## EXERCISE
Reproduce the listing verbatim.

— START OF PROVIDED RECORDS —

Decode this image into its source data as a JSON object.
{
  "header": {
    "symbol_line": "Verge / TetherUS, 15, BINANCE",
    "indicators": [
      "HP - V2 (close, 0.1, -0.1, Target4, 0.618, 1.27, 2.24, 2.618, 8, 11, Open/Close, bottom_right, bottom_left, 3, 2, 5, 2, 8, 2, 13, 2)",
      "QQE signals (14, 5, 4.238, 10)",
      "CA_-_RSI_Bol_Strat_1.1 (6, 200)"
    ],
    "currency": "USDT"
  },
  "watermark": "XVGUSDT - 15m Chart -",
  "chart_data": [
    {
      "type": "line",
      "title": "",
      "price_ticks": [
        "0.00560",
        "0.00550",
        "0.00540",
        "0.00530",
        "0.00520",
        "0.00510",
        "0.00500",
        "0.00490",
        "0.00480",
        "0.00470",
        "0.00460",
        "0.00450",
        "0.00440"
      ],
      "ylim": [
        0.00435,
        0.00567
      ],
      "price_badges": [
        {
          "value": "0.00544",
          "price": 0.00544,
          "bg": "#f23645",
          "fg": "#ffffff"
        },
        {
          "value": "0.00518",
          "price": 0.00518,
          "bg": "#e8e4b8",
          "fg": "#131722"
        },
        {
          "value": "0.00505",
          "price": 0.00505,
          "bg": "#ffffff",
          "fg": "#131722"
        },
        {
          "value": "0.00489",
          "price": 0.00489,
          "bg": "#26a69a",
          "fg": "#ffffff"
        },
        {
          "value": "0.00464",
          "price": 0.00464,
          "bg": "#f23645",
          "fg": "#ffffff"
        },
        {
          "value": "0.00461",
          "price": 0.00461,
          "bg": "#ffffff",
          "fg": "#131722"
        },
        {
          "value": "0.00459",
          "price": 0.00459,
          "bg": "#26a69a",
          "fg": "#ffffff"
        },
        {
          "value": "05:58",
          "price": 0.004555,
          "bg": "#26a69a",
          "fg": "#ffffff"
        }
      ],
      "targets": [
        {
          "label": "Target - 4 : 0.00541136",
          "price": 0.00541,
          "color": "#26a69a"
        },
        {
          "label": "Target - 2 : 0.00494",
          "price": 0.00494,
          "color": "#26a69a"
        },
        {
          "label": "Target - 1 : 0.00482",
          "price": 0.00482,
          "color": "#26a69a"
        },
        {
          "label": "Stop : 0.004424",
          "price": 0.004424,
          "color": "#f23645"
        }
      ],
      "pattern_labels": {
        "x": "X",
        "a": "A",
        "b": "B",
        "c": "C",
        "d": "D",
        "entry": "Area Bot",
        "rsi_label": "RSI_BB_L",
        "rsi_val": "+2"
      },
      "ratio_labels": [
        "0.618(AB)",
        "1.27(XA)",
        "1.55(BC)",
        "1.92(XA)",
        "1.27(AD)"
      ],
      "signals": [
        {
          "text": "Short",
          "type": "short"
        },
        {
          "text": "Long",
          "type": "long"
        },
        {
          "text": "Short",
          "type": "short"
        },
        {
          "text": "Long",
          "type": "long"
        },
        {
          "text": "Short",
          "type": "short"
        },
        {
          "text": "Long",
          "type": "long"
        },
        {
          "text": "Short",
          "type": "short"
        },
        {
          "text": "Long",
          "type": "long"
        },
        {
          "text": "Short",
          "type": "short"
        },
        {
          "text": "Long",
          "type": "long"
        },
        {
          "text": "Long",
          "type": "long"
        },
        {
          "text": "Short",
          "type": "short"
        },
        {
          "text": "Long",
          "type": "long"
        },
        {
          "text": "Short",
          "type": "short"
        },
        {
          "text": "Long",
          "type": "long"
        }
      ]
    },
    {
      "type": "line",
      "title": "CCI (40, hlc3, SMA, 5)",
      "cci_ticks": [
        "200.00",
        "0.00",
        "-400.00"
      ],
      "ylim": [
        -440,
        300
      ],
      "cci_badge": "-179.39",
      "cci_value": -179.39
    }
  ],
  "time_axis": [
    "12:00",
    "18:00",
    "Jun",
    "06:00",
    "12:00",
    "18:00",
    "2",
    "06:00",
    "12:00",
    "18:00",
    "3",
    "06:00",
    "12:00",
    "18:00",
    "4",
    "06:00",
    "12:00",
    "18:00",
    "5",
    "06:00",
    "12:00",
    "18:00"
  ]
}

— END OF PROVIDED RECORDS —

## RESPONSE
Decode this image into its source data as a JSON object.
{
  "header": {
    "symbol_line": "Verge / TetherUS, 15, BINANCE",
    "indicators": [
      "HP - V2 (close, 0.1, -0.1, Target4, 0.618, 1.27, 2.24, 2.618, 8, 11, Open/Close, bottom_right, bottom_left, 3, 2, 5, 2, 8, 2, 13, 2)",
      "QQE signals (14, 5, 4.238, 10)",
      "CA_-_RSI_Bol_Strat_1.1 (6, 200)"
    ],
    "currency": "USDT"
  },
  "watermark": "XVGUSDT - 15m Chart -",
  "chart_data": [
    {
      "type": "line",
      "title": "",
      "price_ticks": [
        "0.00560",
        "0.00550",
        "0.00540",
        "0.00530",
        "0.00520",
        "0.00510",
        "0.00500",
        "0.00490",
        "0.00480",
        "0.00470",
        "0.00460",
        "0.00450",
        "0.00440"
      ],
      "ylim": [
        0.00435,
        0.00567
      ],
      "price_badges": [
        {
          "value": "0.00544",
          "price": 0.00544,
          "bg": "#f23645",
          "fg": "#ffffff"
        },
        {
          "value": "0.00518",
          "price": 0.00518,
          "bg": "#e8e4b8",
          "fg": "#131722"
        },
        {
          "value": "0.00505",
          "price": 0.00505,
          "bg": "#ffffff",
          "fg": "#131722"
        },
        {
          "value": "0.00489",
          "price": 0.00489,
          "bg": "#26a69a",
          "fg": "#ffffff"
        },
        {
          "value": "0.00464",
          "price": 0.00464,
          "bg": "#f23645",
          "fg": "#ffffff"
        },
        {
          "value": "0.00461",
          "price": 0.00461,
          "bg": "#ffffff",
          "fg": "#131722"
        },
        {
          "value": "0.00459",
          "price": 0.00459,
          "bg": "#26a69a",
          "fg": "#ffffff"
        },
        {
          "value": "05:58",
          "price": 0.004555,
          "bg": "#26a69a",
          "fg": "#ffffff"
        }
      ],
      "targets": [
        {
          "label": "Target - 4 : 0.00541136",
          "price": 0.00541,
          "color": "#26a69a"
        },
        {
          "label": "Target - 2 : 0.00494",
          "price": 0.00494,
          "color": "#26a69a"
        },
        {
          "label": "Target - 1 : 0.00482",
          "price": 0.00482,
          "color": "#26a69a"
        },
        {
          "label": "Stop : 0.004424",
          "price": 0.004424,
          "color": "#f23645"
        }
      ],
      "pattern_labels": {
        "x": "X",
        "a": "A",
        "b": "B",
        "c": "C",
        "d": "D",
        "entry": "Area Bot",
        "rsi_label": "RSI_BB_L",
        "rsi_val": "+2"
      },
      "ratio_labels": [
        "0.618(AB)",
        "1.27(XA)",
        "1.55(BC)",
        "1.92(XA)",
        "1.27(AD)"
      ],
      "signals": [
        {
          "text": "Short",
          "type": "short"
        },
        {
          "text": "Long",
          "type": "long"
        },
        {
          "text": "Short",
          "type": "short"
        },
        {
          "text": "Long",
          "type": "long"
        },
        {
          "text": "Short",
          "type": "short"
        },
        {
          "text": "Long",
          "type": "long"
        },
        {
          "text": "Short",
          "type": "short"
        },
        {
          "text": "Long",
          "type": "long"
        },
        {
          "text": "Short",
          "type": "short"
        },
        {
          "text": "Long",
          "type": "long"
        },
        {
          "text": "Long",
          "type": "long"
        },
        {
          "text": "Short",
          "type": "short"
        },
        {
          "text": "Long",
          "type": "long"
        },
        {
          "text": "Short",
          "type": "short"
        },
        {
          "text": "Long",
          "type": "long"
        }
      ]
    },
    {
      "type": "line",
      "title": "CCI (40, hlc3, SMA, 5)",
      "cci_ticks": [
        "200.00",
        "0.00",
        "-400.00"
      ],
      "ylim": [
        -440,
        300
      ],
      "cci_badge": "-179.39",
      "cci_value": -179.39
    }
  ],
  "time_axis": [
    "12:00",
    "18:00",
    "Jun",
    "06:00",
    "12:00",
    "18:00",
    "2",
    "06:00",
    "12:00",
    "18:00",
    "3",
    "06:00",
    "12:00",
    "18:00",
    "4",
    "06:00",
    "12:00",
    "18:00",
    "5",
    "06:00",
    "12:00",
    "18:00"
  ]
}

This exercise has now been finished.